◆ **节选文字**
╭──

图2 不同氧浓度下对hDPSCs增殖影响的EdU染色检测。hDPSCs培养24 h；DAPI复染细胞核；比例尺，50μmFig. 2 EdU staining for effects of different oxygen concentrations on the proliferation of hDPSCs. hDPSCs cultured for 24 h; nuclear counterstaining with DAPI; scale bar, 50 μm

表1 不同氧浓度对人牙髓干细胞增殖率的影响Tab. 1 Effect of different oxygen cencentration on proliferation rates of human dental pulp stem cells

4 5% O2增强hDPSCs活力作用最强

CCK-8法检测显示：体外培养24 h，1% O2组hDPSCs活力显著低于21% O2组，5% O2组细胞活力显著高于21% O2组，而10% O2组与21% O2组细胞活力无显著差异（图3）。

╰──

◆ **数据节选**

╭──

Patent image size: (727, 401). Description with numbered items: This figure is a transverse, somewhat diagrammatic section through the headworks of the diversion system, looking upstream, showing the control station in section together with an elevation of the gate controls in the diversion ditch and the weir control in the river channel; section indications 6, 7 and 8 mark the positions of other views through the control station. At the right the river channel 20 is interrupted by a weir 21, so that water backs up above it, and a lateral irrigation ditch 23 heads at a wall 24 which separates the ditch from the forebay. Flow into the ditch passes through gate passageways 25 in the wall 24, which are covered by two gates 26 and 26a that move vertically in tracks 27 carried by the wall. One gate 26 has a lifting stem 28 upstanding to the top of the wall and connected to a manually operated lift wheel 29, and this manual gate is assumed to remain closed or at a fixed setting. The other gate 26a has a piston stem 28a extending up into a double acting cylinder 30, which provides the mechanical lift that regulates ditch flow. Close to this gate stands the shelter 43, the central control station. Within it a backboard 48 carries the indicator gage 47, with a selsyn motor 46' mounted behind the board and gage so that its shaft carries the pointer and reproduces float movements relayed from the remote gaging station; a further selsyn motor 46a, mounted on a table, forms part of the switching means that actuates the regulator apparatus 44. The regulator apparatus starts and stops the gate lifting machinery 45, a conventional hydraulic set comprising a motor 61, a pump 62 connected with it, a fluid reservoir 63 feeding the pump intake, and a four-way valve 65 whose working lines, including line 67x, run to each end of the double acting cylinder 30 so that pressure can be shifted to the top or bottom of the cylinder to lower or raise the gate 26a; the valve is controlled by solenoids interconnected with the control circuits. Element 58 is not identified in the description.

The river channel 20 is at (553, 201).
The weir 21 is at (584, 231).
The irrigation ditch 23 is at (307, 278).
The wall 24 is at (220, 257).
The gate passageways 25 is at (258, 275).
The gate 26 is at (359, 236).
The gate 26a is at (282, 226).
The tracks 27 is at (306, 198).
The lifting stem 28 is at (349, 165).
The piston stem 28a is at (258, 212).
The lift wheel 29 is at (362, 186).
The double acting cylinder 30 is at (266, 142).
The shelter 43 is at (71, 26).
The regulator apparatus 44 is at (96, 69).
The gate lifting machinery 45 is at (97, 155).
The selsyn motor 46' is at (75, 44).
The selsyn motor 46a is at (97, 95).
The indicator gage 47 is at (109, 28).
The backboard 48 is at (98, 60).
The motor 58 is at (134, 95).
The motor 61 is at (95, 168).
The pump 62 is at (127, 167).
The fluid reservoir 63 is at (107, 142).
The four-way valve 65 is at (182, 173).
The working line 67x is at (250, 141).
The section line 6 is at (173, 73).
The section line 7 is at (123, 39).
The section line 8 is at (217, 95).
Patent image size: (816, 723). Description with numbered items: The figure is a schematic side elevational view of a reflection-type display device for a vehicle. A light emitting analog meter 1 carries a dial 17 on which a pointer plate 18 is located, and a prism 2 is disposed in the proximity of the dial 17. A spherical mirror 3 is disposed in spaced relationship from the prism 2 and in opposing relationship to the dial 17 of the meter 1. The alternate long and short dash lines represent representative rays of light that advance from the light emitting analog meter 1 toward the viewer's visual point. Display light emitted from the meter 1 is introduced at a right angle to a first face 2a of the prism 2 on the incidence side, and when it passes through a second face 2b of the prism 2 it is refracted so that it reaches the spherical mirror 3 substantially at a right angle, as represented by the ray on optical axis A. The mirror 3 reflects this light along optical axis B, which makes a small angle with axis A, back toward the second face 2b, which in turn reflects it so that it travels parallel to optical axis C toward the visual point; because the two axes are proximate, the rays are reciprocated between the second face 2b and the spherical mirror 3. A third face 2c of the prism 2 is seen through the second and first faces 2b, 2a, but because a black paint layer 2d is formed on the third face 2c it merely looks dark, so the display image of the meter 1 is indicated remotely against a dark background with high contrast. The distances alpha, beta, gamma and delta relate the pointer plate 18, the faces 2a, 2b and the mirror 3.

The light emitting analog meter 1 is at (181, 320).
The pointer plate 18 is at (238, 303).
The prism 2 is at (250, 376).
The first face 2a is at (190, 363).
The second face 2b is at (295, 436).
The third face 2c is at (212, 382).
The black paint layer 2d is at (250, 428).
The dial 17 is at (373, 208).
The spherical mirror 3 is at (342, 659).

╰──

◆ **任务要求**
从含有“图2 不同氧浓度下对hDPSCs增殖影响的EdU染色检测。hDPSCs培养24 h；DAPI复染细胞核；比例尺，50μmFig.”的地方开始，到“O2组，而10% O2组与21% O2组细胞活力无显著差异（图3）。”为止，重写节选文字中的这一段，并把其中的“活力”替换为“存活率”。 这些条目与此处的内容无关。

◆ **参考答案**
图2 不同氧浓度下对hDPSCs增殖影响的EdU染色检测。hDPSCs培养24 h；DAPI复染细胞核；比例尺，50μmFig. 2 EdU staining for effects of different oxygen concentrations on the proliferation of hDPSCs. hDPSCs cultured for 24 h; nuclear counterstaining with DAPI; scale bar, 50 μm

表1 不同氧浓度对人牙髓干细胞增殖率的影响Tab. 1 Effect of different oxygen cencentration on proliferation rates of human dental pulp stem cells

4 5% O2增强hDPSCs存活率作用最强

CCK-8法检测显示：体外培养24 h，1% O2组hDPSCs存活率显著低于21% O2组，5% O2组细胞存活率显著高于21% O2组，而10% O2组与21% O2组细胞存活率无显著差异（图3）。